> TASK GOAL
Images must not appear in your copy; reproduce every other part of the records exactly.

----- THE DATA -----

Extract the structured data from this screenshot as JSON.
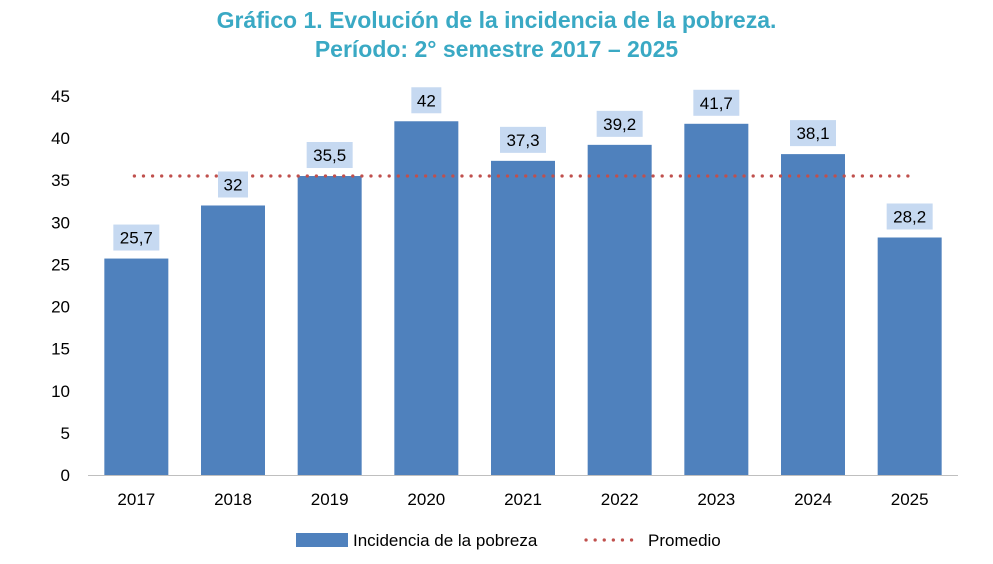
{
  "chart_data": {
    "type": "bar",
    "title_line1": "Gráfico 1. Evolución de la incidencia de la pobreza.",
    "title_line2": "Período: 2° semestre 2017 – 2025",
    "categories": [
      "2017",
      "2018",
      "2019",
      "2020",
      "2021",
      "2022",
      "2023",
      "2024",
      "2025"
    ],
    "series": [
      {
        "name": "Incidencia de la pobreza",
        "values": [
          25.7,
          32,
          35.5,
          42,
          37.3,
          39.2,
          41.7,
          38.1,
          28.2
        ],
        "labels": [
          "25,7",
          "32",
          "35,5",
          "42",
          "37,3",
          "39,2",
          "41,7",
          "38,1",
          "28,2"
        ]
      }
    ],
    "average": {
      "name": "Promedio",
      "value": 35.5,
      "style": "dotted"
    },
    "ylim": [
      0,
      45
    ],
    "yticks": [
      0,
      5,
      10,
      15,
      20,
      25,
      30,
      35,
      40,
      45
    ],
    "legend_position": "bottom",
    "grid": false,
    "colors": {
      "title": "#3aa9c4",
      "bar": "#4f81bd",
      "label_bg": "#c6d9f1",
      "average": "#c0504d",
      "axis": "#bfbfbf"
    }
  }
}
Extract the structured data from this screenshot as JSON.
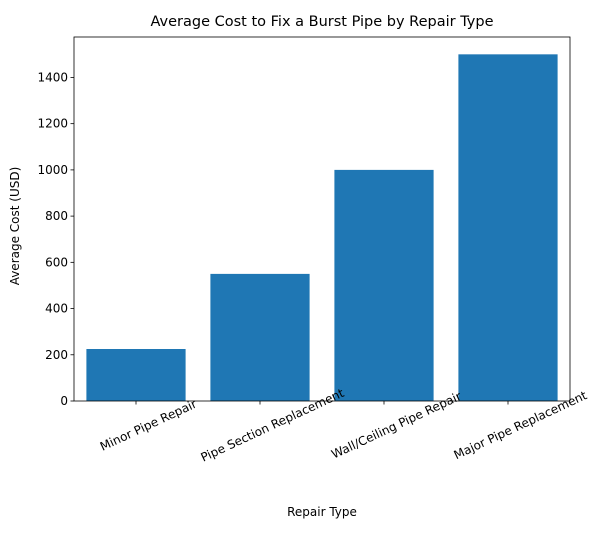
{
  "chart_data": {
    "type": "bar",
    "title": "Average Cost to Fix a Burst Pipe by Repair Type",
    "xlabel": "Repair Type",
    "ylabel": "Average Cost (USD)",
    "categories": [
      "Minor Pipe Repair",
      "Pipe Section Replacement",
      "Wall/Ceiling Pipe Repair",
      "Major Pipe Replacement"
    ],
    "values": [
      225,
      550,
      1000,
      1500
    ],
    "ylim": [
      0,
      1575
    ],
    "yticks": [
      0,
      200,
      400,
      600,
      800,
      1000,
      1200,
      1400
    ],
    "xtick_rotation_deg": 25,
    "bar_color": "#1f77b4",
    "grid": false,
    "legend": "none"
  }
}
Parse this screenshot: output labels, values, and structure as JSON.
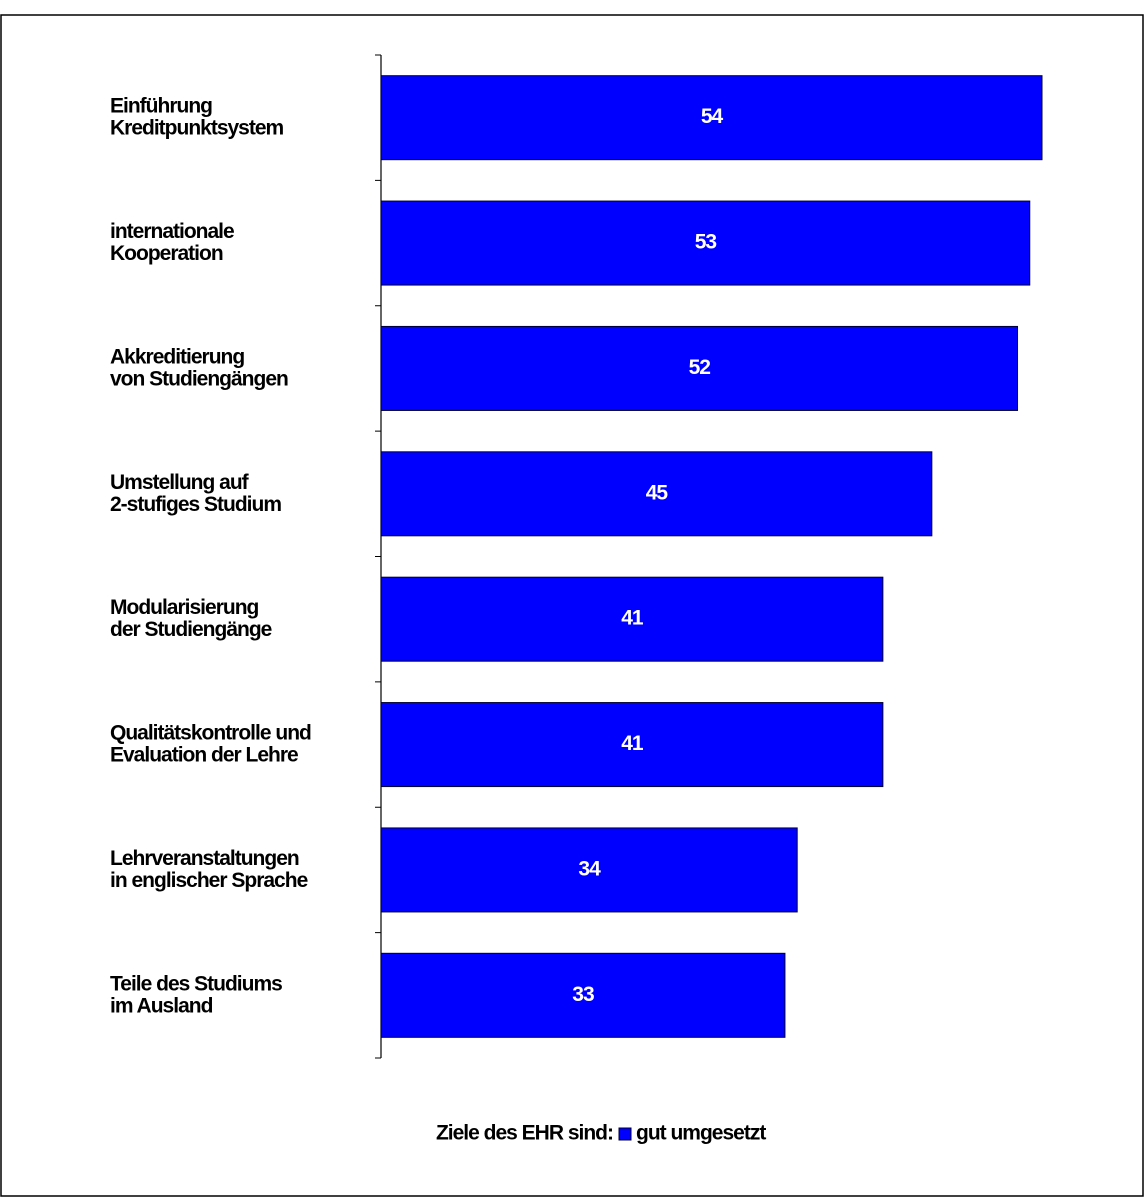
{
  "chart_data": {
    "type": "bar",
    "orientation": "horizontal",
    "categories": [
      "Einführung\nKreditpunktsystem",
      "internationale\nKooperation",
      "Akkreditierung\nvon Studiengängen",
      "Umstellung auf\n2-stufiges Studium",
      "Modularisierung\nder Studiengänge",
      "Qualitätskontrolle und\nEvaluation der Lehre",
      "Lehrveranstaltungen\nin englischer Sprache",
      "Teile des Studiums\nim Ausland"
    ],
    "series": [
      {
        "name": "gut umgesetzt",
        "color": "#0000ff",
        "values": [
          54,
          53,
          52,
          45,
          41,
          41,
          34,
          33
        ]
      }
    ],
    "legend_title": "Ziele des EHR sind:",
    "legend": "bottom"
  }
}
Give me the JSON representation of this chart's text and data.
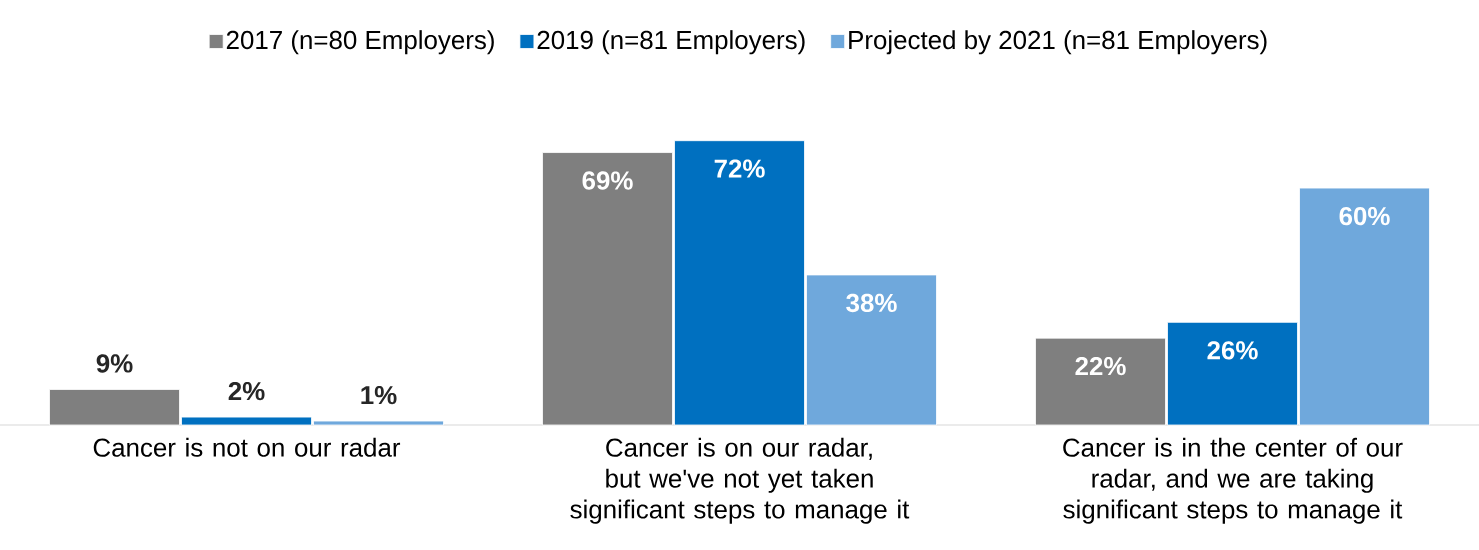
{
  "chart_data": {
    "type": "bar",
    "categories": [
      "Cancer is not on our radar",
      "Cancer is on our radar, but we've not yet taken significant steps to manage it",
      "Cancer is in the center of our radar, and we are taking significant steps to manage it"
    ],
    "series": [
      {
        "name": "2017 (n=80 Employers)",
        "color": "#7f7f7f",
        "values": [
          9,
          69,
          22
        ],
        "value_labels": [
          "9%",
          "69%",
          "22%"
        ]
      },
      {
        "name": "2019 (n=81 Employers)",
        "color": "#0070c0",
        "values": [
          2,
          72,
          26
        ],
        "value_labels": [
          "2%",
          "72%",
          "26%"
        ]
      },
      {
        "name": "Projected by 2021 (n=81 Employers)",
        "color": "#6fa8dc",
        "values": [
          1,
          38,
          60
        ],
        "value_labels": [
          "1%",
          "38%",
          "60%"
        ]
      }
    ],
    "legend": "top"
  }
}
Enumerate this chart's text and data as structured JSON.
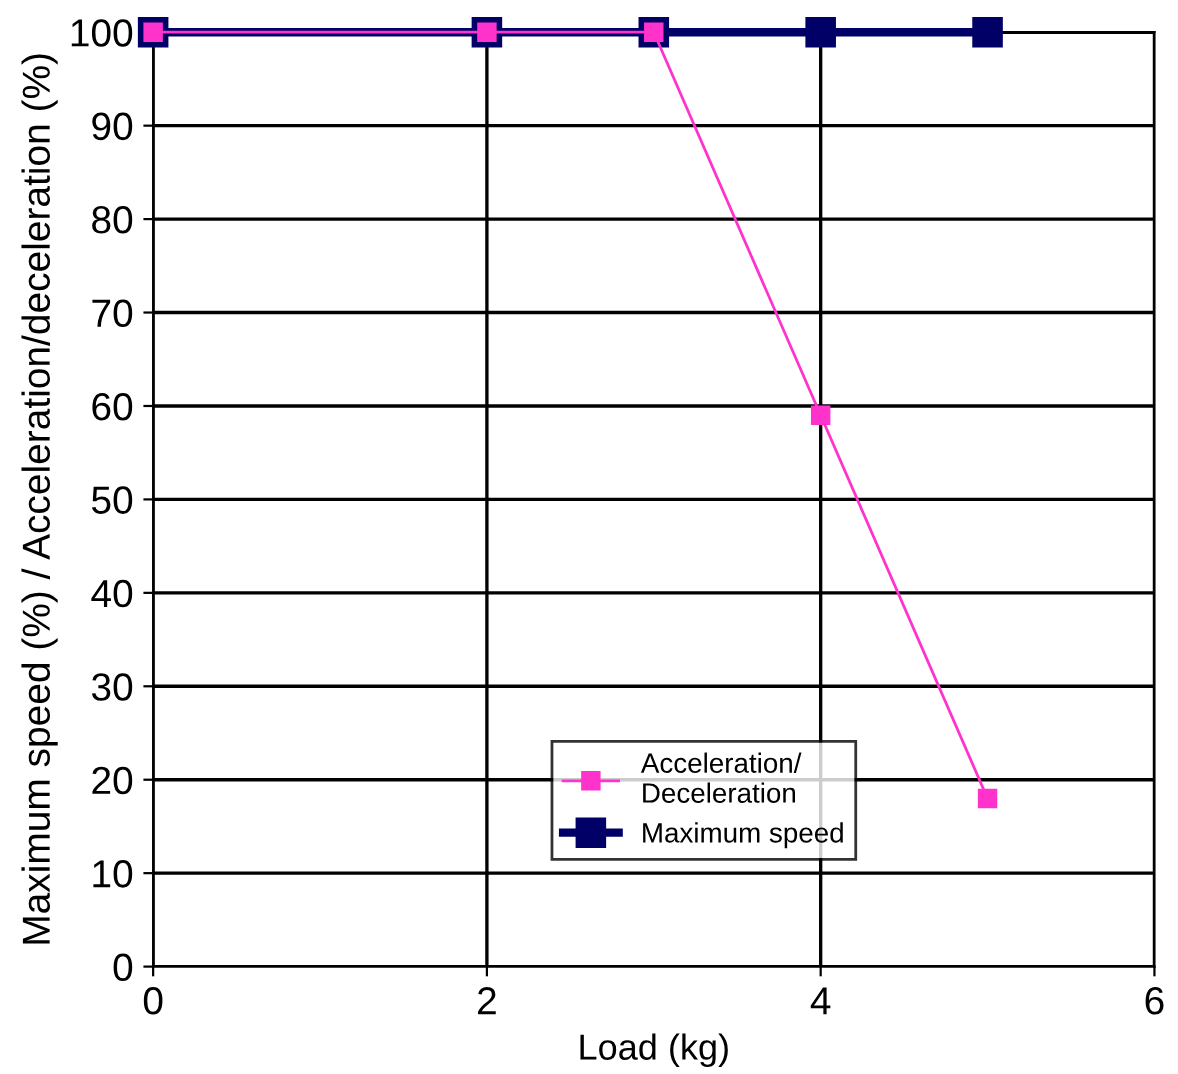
{
  "chart_data": {
    "type": "line",
    "xlabel": "Load (kg)",
    "ylabel": "Maximum speed (%) / Acceleration/deceleration (%)",
    "xlim": [
      0,
      6
    ],
    "xticks": [
      0,
      2,
      4,
      6
    ],
    "ylim": [
      0,
      100
    ],
    "yticks": [
      0,
      10,
      20,
      30,
      40,
      50,
      60,
      70,
      80,
      90,
      100
    ],
    "grid": true,
    "legend": "bottom",
    "marker": "square",
    "line_style": "solid",
    "series": [
      {
        "name": "Acceleration/\nDeceleration",
        "color": "#ff33cc",
        "x": [
          0,
          2,
          3,
          4,
          5
        ],
        "values": [
          100,
          100,
          100,
          59,
          18
        ]
      },
      {
        "name": "Maximum speed",
        "color": "#000066",
        "x": [
          0,
          2,
          3,
          4,
          5
        ],
        "values": [
          100,
          100,
          100,
          100,
          100
        ]
      }
    ]
  }
}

-----

> RESULT OF THIS EXERCISE
Extract the structured data from this screenshot as JSON.
{
  "chart_data": {
    "type": "bar",
    "title_line1": "Gráfico 1. Evolución de la incidencia de la pobreza.",
    "title_line2": "Período: 2° semestre 2017 – 2025",
    "categories": [
      "2017",
      "2018",
      "2019",
      "2020",
      "2021",
      "2022",
      "2023",
      "2024",
      "2025"
    ],
    "series": [
      {
        "name": "Incidencia de la pobreza",
        "values": [
          25.7,
          32,
          35.5,
          42,
          37.3,
          39.2,
          41.7,
          38.1,
          28.2
        ],
        "labels": [
          "25,7",
          "32",
          "35,5",
          "42",
          "37,3",
          "39,2",
          "41,7",
          "38,1",
          "28,2"
        ]
      }
    ],
    "average": {
      "name": "Promedio",
      "value": 35.5,
      "style": "dotted"
    },
    "ylim": [
      0,
      45
    ],
    "yticks": [
      0,
      5,
      10,
      15,
      20,
      25,
      30,
      35,
      40,
      45
    ],
    "legend_position": "bottom",
    "grid": false,
    "colors": {
      "title": "#3aa9c4",
      "bar": "#4f81bd",
      "label_bg": "#c6d9f1",
      "average": "#c0504d",
      "axis": "#bfbfbf"
    }
  }
}
Extract the structured data from this screenshot as JSON.
{
  "chart_data": {
    "type": "bar",
    "title": "Average Cost to Fix a Burst Pipe by Repair Type",
    "xlabel": "Repair Type",
    "ylabel": "Average Cost (USD)",
    "categories": [
      "Minor Pipe Repair",
      "Pipe Section Replacement",
      "Wall/Ceiling Pipe Repair",
      "Major Pipe Replacement"
    ],
    "values": [
      225,
      550,
      1000,
      1500
    ],
    "ylim": [
      0,
      1575
    ],
    "yticks": [
      0,
      200,
      400,
      600,
      800,
      1000,
      1200,
      1400
    ],
    "xtick_rotation_deg": 25,
    "bar_color": "#1f77b4",
    "grid": false,
    "legend": "none"
  }
}
Parse this screenshot: output labels, values, and structure as JSON.
{
  "chart_data": {
    "type": "bar",
    "orientation": "horizontal",
    "categories": [
      "Einführung\nKreditpunktsystem",
      "internationale\nKooperation",
      "Akkreditierung\nvon Studiengängen",
      "Umstellung auf\n2-stufiges Studium",
      "Modularisierung\nder Studiengänge",
      "Qualitätskontrolle und\nEvaluation der Lehre",
      "Lehrveranstaltungen\nin englischer Sprache",
      "Teile des Studiums\nim Ausland"
    ],
    "series": [
      {
        "name": "gut umgesetzt",
        "color": "#0000ff",
        "values": [
          54,
          53,
          52,
          45,
          41,
          41,
          34,
          33
        ]
      }
    ],
    "legend_title": "Ziele des EHR sind:",
    "legend": "bottom"
  }
}
Give me the JSON representation of this chart's text and data.
{
  "chart_data": {
    "type": "bar",
    "categories": [
      "Cancer is not on our radar",
      "Cancer is on our radar, but we've not yet taken significant steps to manage it",
      "Cancer is in the center of our radar, and we are taking significant steps to manage it"
    ],
    "series": [
      {
        "name": "2017 (n=80 Employers)",
        "color": "#7f7f7f",
        "values": [
          9,
          69,
          22
        ],
        "value_labels": [
          "9%",
          "69%",
          "22%"
        ]
      },
      {
        "name": "2019 (n=81 Employers)",
        "color": "#0070c0",
        "values": [
          2,
          72,
          26
        ],
        "value_labels": [
          "2%",
          "72%",
          "26%"
        ]
      },
      {
        "name": "Projected by 2021 (n=81 Employers)",
        "color": "#6fa8dc",
        "values": [
          1,
          38,
          60
        ],
        "value_labels": [
          "1%",
          "38%",
          "60%"
        ]
      }
    ],
    "legend": "top"
  }
}
Enumerate this chart's text and data as structured JSON.
{
  "chart_data": {
    "type": "line",
    "xlabel": "Load (kg)",
    "ylabel": "Maximum speed (%) / Acceleration/deceleration (%)",
    "xlim": [
      0,
      6
    ],
    "xticks": [
      0,
      2,
      4,
      6
    ],
    "ylim": [
      0,
      100
    ],
    "yticks": [
      0,
      10,
      20,
      30,
      40,
      50,
      60,
      70,
      80,
      90,
      100
    ],
    "grid": true,
    "legend": "bottom",
    "marker": "square",
    "line_style": "solid",
    "series": [
      {
        "name": "Acceleration/\nDeceleration",
        "color": "#ff33cc",
        "x": [
          0,
          2,
          3,
          4,
          5
        ],
        "values": [
          100,
          100,
          100,
          59,
          18
        ]
      },
      {
        "name": "Maximum speed",
        "color": "#000066",
        "x": [
          0,
          2,
          3,
          4,
          5
        ],
        "values": [
          100,
          100,
          100,
          100,
          100
        ]
      }
    ]
  }
}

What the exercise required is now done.